__Set exercise__:
Copy the data precisely, keeping every character.

__Given records__:
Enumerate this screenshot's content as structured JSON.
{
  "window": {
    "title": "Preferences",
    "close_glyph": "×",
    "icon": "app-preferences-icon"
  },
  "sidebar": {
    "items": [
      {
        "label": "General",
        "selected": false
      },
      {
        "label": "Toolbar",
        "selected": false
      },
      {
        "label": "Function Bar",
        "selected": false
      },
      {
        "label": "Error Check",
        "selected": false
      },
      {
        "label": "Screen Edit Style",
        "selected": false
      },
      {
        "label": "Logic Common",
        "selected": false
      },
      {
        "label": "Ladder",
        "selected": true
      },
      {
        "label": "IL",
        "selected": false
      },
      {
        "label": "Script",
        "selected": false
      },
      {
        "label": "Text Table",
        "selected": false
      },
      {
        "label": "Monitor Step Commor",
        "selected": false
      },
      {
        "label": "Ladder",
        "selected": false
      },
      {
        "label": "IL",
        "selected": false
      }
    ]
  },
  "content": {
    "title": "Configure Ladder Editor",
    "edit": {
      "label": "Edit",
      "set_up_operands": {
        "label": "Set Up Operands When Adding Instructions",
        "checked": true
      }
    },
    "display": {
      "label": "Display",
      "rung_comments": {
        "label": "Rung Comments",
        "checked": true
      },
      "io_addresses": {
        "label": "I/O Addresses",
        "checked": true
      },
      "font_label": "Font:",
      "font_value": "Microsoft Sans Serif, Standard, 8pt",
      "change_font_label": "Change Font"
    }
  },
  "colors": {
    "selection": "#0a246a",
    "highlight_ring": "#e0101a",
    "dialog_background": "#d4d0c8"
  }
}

__In response__:
Enumerate this screenshot's content as structured JSON.
{
  "window": {
    "title": "Preferences",
    "close_glyph": "×",
    "icon": "app-preferences-icon"
  },
  "sidebar": {
    "items": [
      {
        "label": "General",
        "selected": false
      },
      {
        "label": "Toolbar",
        "selected": false
      },
      {
        "label": "Function Bar",
        "selected": false
      },
      {
        "label": "Error Check",
        "selected": false
      },
      {
        "label": "Screen Edit Style",
        "selected": false
      },
      {
        "label": "Logic Common",
        "selected": false
      },
      {
        "label": "Ladder",
        "selected": true
      },
      {
        "label": "IL",
        "selected": false
      },
      {
        "label": "Script",
        "selected": false
      },
      {
        "label": "Text Table",
        "selected": false
      },
      {
        "label": "Monitor Step Commor",
        "selected": false
      },
      {
        "label": "Ladder",
        "selected": false
      },
      {
        "label": "IL",
        "selected": false
      }
    ]
  },
  "content": {
    "title": "Configure Ladder Editor",
    "edit": {
      "label": "Edit",
      "set_up_operands": {
        "label": "Set Up Operands When Adding Instructions",
        "checked": true
      }
    },
    "display": {
      "label": "Display",
      "rung_comments": {
        "label": "Rung Comments",
        "checked": true
      },
      "io_addresses": {
        "label": "I/O Addresses",
        "checked": true
      },
      "font_label": "Font:",
      "font_value": "Microsoft Sans Serif, Standard, 8pt",
      "change_font_label": "Change Font"
    }
  },
  "colors": {
    "selection": "#0a246a",
    "highlight_ring": "#e0101a",
    "dialog_background": "#d4d0c8"
  }
}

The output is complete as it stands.